===== Records supplied =====
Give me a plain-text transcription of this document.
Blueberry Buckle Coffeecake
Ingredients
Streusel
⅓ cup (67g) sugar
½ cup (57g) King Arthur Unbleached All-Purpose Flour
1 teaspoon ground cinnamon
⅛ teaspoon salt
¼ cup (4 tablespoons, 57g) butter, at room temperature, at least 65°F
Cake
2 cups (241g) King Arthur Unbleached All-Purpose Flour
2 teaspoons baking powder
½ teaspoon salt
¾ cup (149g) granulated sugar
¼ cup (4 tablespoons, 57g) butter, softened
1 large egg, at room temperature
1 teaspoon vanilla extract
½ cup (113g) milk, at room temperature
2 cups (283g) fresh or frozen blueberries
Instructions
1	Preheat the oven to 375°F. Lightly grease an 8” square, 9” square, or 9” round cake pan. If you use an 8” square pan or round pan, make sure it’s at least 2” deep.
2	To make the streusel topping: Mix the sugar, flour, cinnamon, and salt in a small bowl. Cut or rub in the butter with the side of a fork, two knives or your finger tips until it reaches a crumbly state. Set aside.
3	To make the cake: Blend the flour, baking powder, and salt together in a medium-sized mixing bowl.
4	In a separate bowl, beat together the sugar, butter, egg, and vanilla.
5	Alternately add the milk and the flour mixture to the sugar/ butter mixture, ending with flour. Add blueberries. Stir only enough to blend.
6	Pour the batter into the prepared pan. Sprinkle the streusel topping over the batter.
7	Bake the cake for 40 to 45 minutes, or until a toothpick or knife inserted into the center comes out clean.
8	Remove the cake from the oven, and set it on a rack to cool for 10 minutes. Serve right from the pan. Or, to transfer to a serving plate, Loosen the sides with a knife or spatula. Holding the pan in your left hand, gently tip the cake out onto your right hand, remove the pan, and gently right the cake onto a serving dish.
=====
● Task directions:
Retype the listing. Match it exactly.

● Answer for this exercise:
Give me a plain-text transcription of this document.
Blueberry Buckle Coffeecake
Ingredients
Streusel
⅓ cup (67g) sugar
½ cup (57g) King Arthur Unbleached All-Purpose Flour
1 teaspoon ground cinnamon
⅛ teaspoon salt
¼ cup (4 tablespoons, 57g) butter, at room temperature, at least 65°F
Cake
2 cups (241g) King Arthur Unbleached All-Purpose Flour
2 teaspoons baking powder
½ teaspoon salt
¾ cup (149g) granulated sugar
¼ cup (4 tablespoons, 57g) butter, softened
1 large egg, at room temperature
1 teaspoon vanilla extract
½ cup (113g) milk, at room temperature
2 cups (283g) fresh or frozen blueberries
Instructions
1	Preheat the oven to 375°F. Lightly grease an 8” square, 9” square, or 9” round cake pan. If you use an 8” square pan or round pan, make sure it’s at least 2” deep.
2	To make the streusel topping: Mix the sugar, flour, cinnamon, and salt in a small bowl. Cut or rub in the butter with the side of a fork, two knives or your finger tips until it reaches a crumbly state. Set aside.
3	To make the cake: Blend the flour, baking powder, and salt together in a medium-sized mixing bowl.
4	In a separate bowl, beat together the sugar, butter, egg, and vanilla.
5	Alternately add the milk and the flour mixture to the sugar/ butter mixture, ending with flour. Add blueberries. Stir only enough to blend.
6	Pour the batter into the prepared pan. Sprinkle the streusel topping over the batter.
7	Bake the cake for 40 to 45 minutes, or until a toothpick or knife inserted into the center comes out clean.
8	Remove the cake from the oven, and set it on a rack to cool for 10 minutes. Serve right from the pan. Or, to transfer to a serving plate, Loosen the sides with a knife or spatula. Holding the pan in your left hand, gently tip the cake out onto your right hand, remove the pan, and gently right the cake onto a serving dish.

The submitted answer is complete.